(Saved entries)
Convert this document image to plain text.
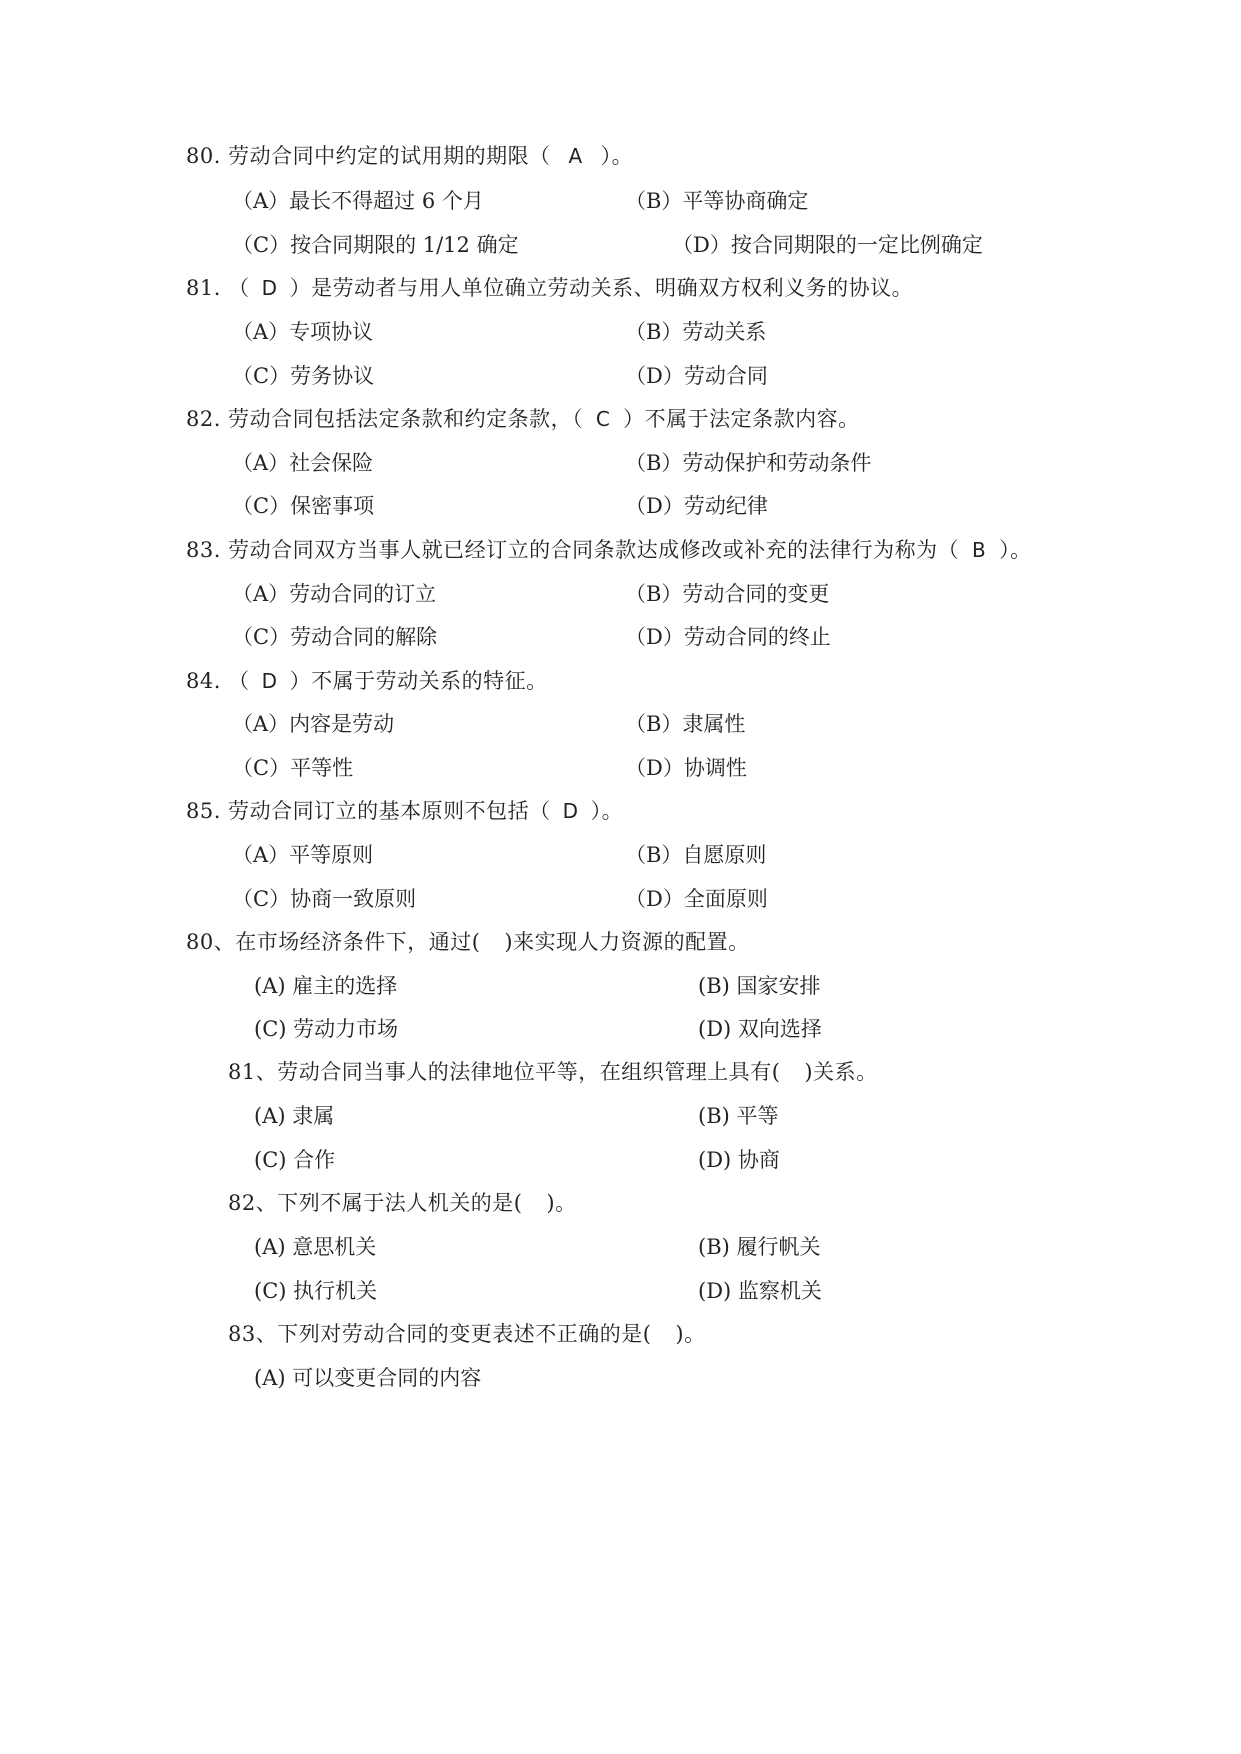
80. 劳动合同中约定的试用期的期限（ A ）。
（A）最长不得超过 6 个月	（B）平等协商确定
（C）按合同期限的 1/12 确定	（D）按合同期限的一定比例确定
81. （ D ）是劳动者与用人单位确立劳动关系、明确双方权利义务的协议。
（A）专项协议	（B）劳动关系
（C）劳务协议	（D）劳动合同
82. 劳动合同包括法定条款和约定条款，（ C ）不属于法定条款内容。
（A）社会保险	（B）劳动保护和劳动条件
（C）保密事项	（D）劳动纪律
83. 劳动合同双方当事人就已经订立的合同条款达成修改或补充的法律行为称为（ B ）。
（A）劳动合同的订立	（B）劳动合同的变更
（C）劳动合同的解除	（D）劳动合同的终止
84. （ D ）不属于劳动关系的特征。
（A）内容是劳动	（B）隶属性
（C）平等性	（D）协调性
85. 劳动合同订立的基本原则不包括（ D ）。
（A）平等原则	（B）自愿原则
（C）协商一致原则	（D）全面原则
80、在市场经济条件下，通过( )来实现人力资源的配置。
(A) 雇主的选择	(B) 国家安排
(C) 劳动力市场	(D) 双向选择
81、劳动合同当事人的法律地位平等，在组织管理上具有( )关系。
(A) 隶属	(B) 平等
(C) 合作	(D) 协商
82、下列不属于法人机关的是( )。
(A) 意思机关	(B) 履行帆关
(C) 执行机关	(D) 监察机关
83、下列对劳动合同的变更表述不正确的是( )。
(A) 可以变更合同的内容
* * *
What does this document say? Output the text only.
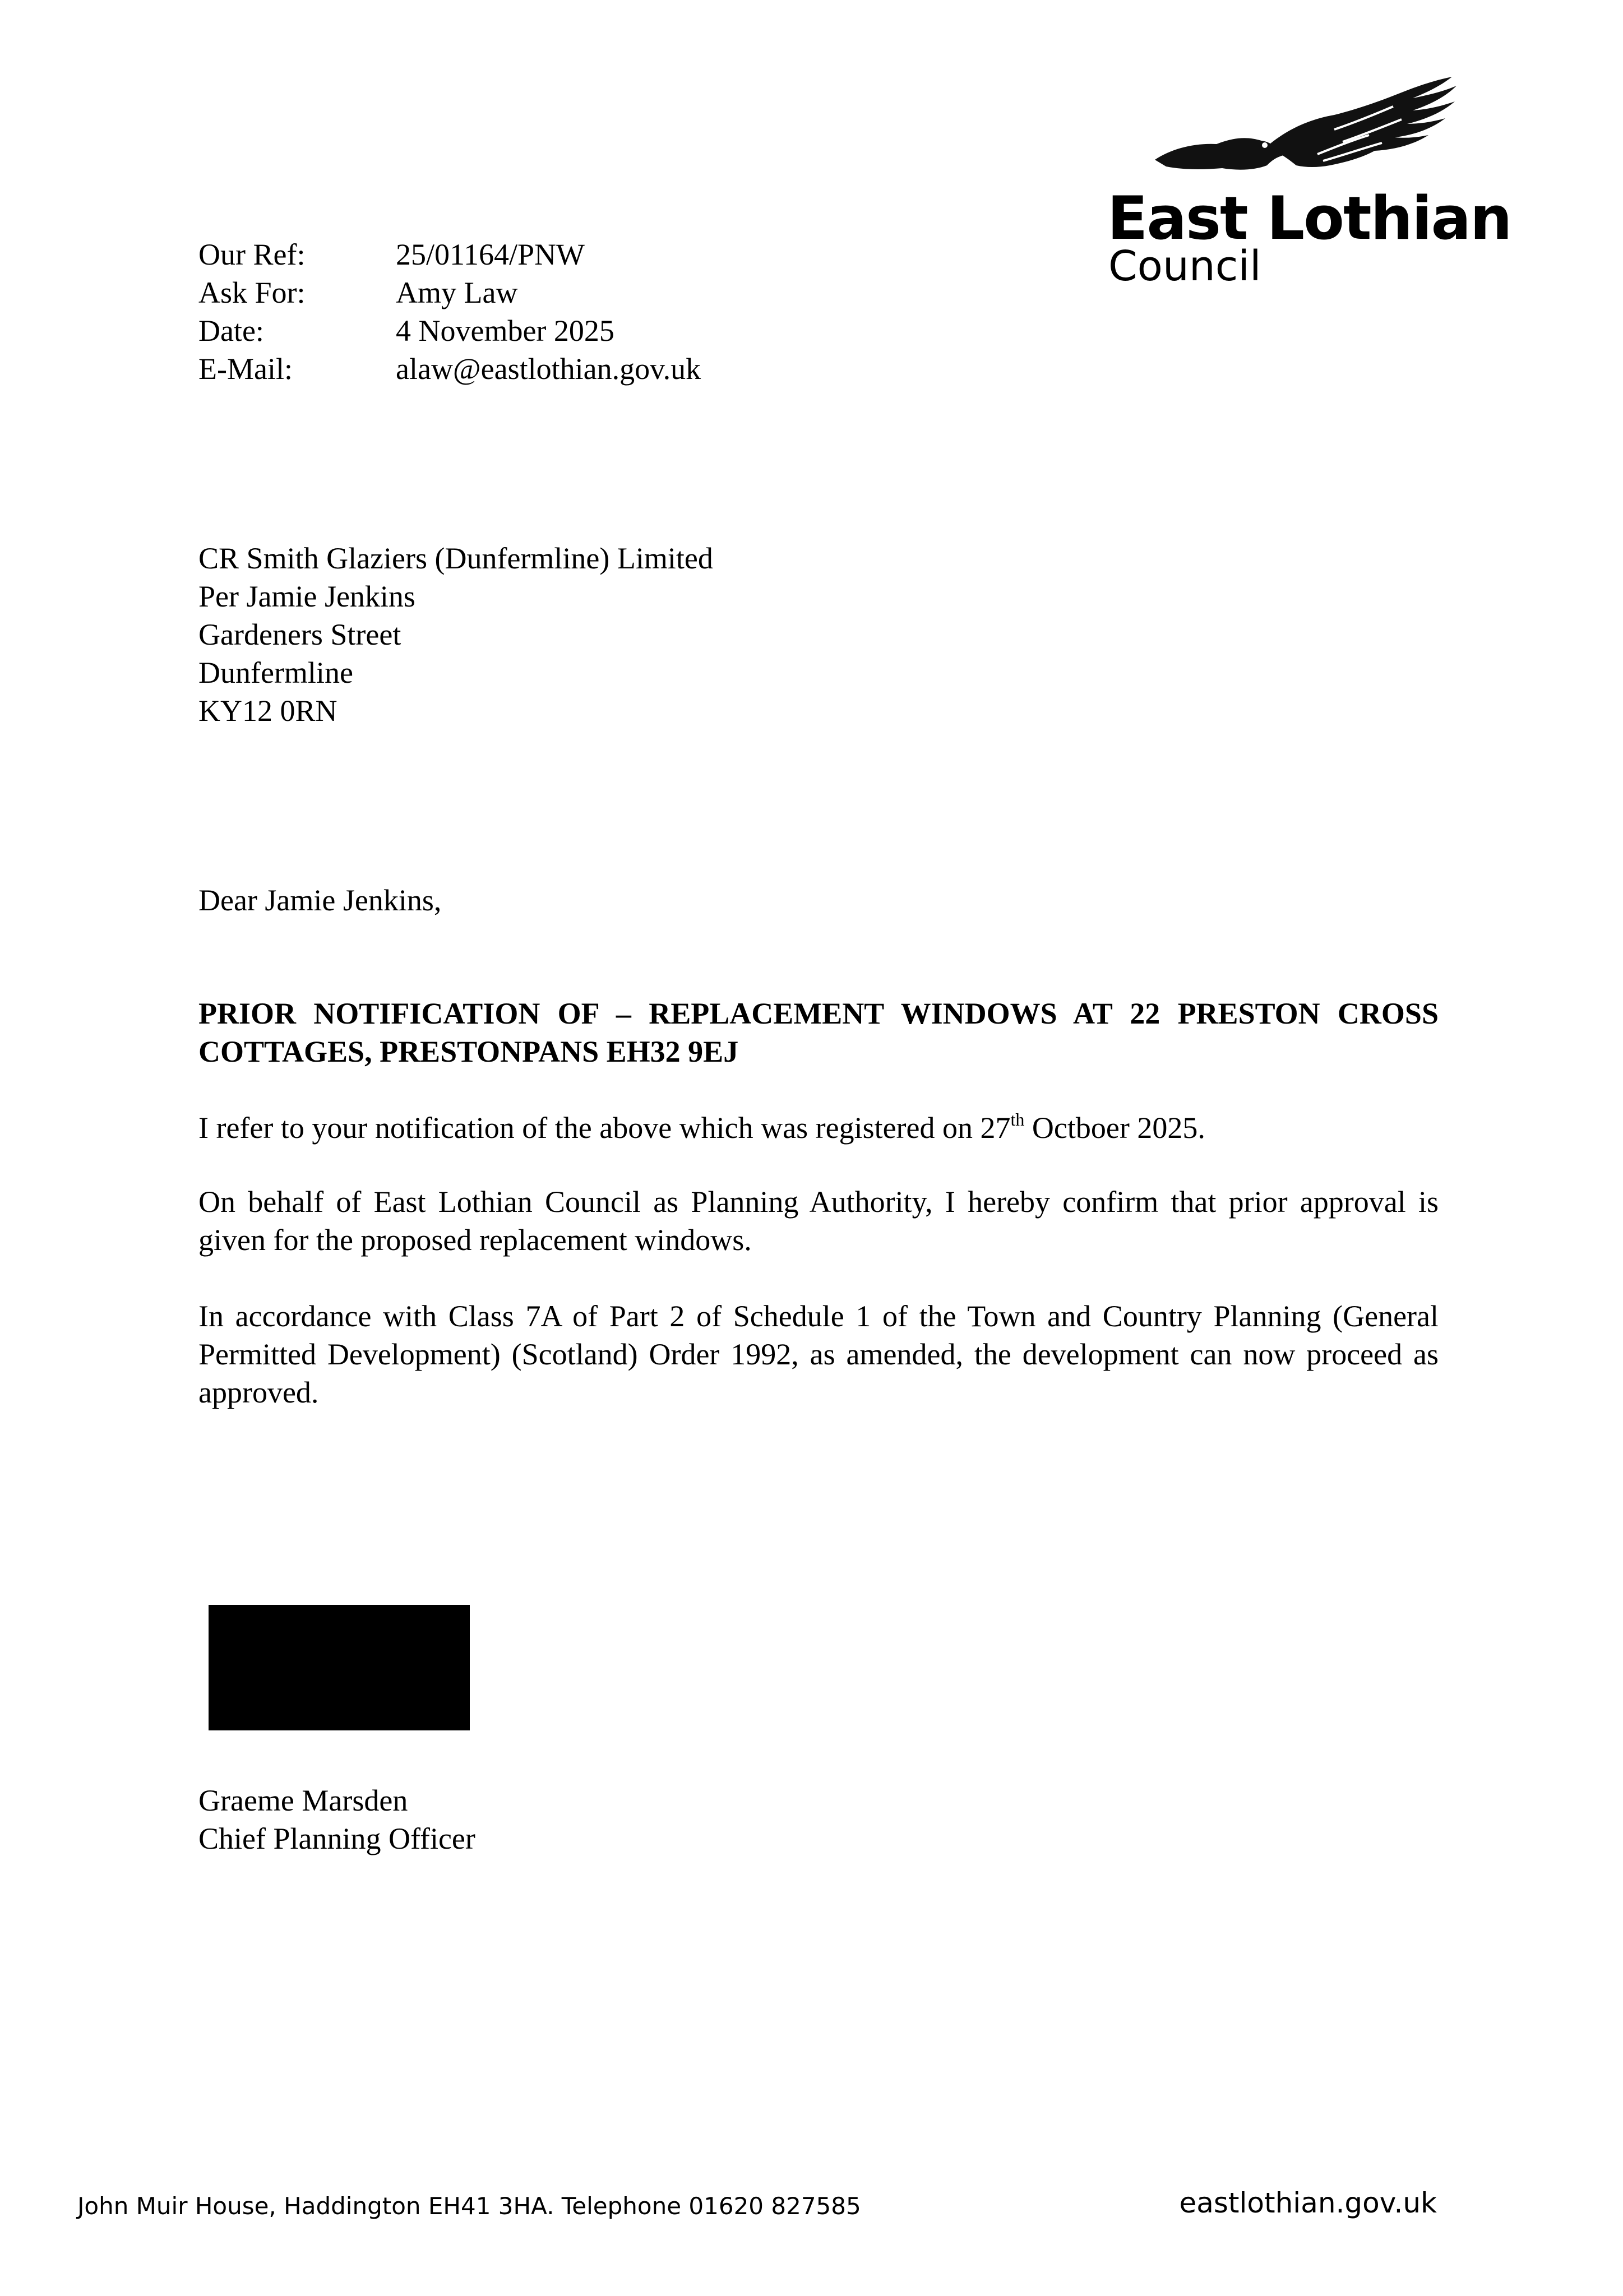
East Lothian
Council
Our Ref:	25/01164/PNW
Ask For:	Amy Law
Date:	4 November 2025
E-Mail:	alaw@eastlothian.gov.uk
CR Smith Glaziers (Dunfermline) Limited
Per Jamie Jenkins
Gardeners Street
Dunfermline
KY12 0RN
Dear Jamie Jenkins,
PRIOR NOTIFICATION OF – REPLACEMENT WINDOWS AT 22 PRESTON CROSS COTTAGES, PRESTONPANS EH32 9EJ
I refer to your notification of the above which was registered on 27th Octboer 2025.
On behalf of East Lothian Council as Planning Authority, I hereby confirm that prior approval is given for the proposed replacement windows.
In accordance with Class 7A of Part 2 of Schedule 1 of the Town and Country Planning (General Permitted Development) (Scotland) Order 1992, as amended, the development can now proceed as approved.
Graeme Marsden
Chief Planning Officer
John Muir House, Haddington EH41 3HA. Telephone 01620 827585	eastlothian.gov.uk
--
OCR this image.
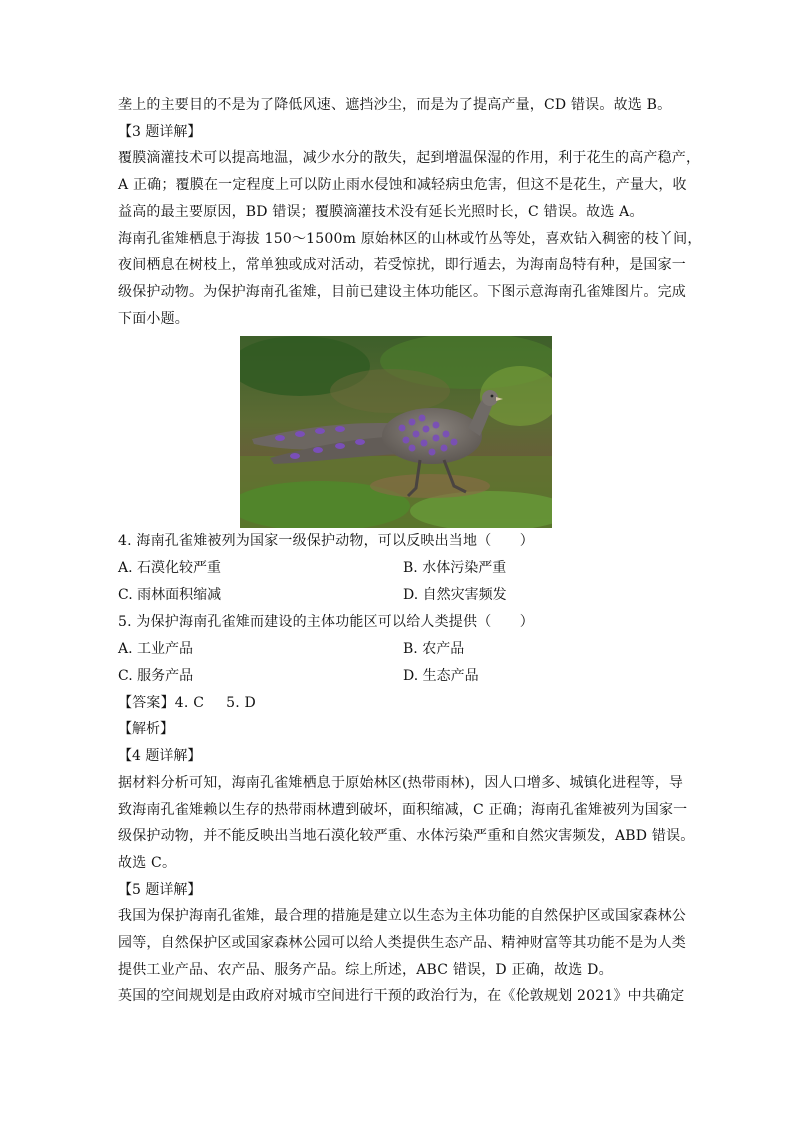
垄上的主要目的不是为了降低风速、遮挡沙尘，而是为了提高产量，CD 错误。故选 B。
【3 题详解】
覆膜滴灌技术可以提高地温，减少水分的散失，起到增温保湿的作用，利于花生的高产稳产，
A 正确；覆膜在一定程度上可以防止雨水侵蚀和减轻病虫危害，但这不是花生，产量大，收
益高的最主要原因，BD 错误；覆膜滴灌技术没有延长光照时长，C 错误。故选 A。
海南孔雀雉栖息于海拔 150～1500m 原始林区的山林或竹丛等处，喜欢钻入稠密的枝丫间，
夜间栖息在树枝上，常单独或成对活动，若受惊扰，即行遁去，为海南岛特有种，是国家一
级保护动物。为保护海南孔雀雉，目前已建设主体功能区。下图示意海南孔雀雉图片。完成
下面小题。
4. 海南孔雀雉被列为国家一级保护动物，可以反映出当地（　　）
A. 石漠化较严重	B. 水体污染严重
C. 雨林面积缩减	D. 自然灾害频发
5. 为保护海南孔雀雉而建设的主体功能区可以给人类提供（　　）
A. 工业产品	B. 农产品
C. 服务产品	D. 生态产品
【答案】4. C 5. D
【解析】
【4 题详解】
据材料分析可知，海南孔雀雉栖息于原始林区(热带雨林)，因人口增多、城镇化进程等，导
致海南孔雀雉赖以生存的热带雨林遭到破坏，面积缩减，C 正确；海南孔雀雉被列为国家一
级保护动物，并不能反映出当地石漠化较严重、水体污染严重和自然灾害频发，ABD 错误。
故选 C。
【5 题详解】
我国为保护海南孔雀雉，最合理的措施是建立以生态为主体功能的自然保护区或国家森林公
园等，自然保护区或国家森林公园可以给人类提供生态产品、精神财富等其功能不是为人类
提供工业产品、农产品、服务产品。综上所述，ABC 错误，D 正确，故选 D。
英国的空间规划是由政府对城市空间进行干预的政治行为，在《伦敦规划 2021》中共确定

> _What is being asked_
Copy out every line holding the string "document".

> _Response for this exercise_
Convert this document image to plain text.
What does this document say? Output the text only.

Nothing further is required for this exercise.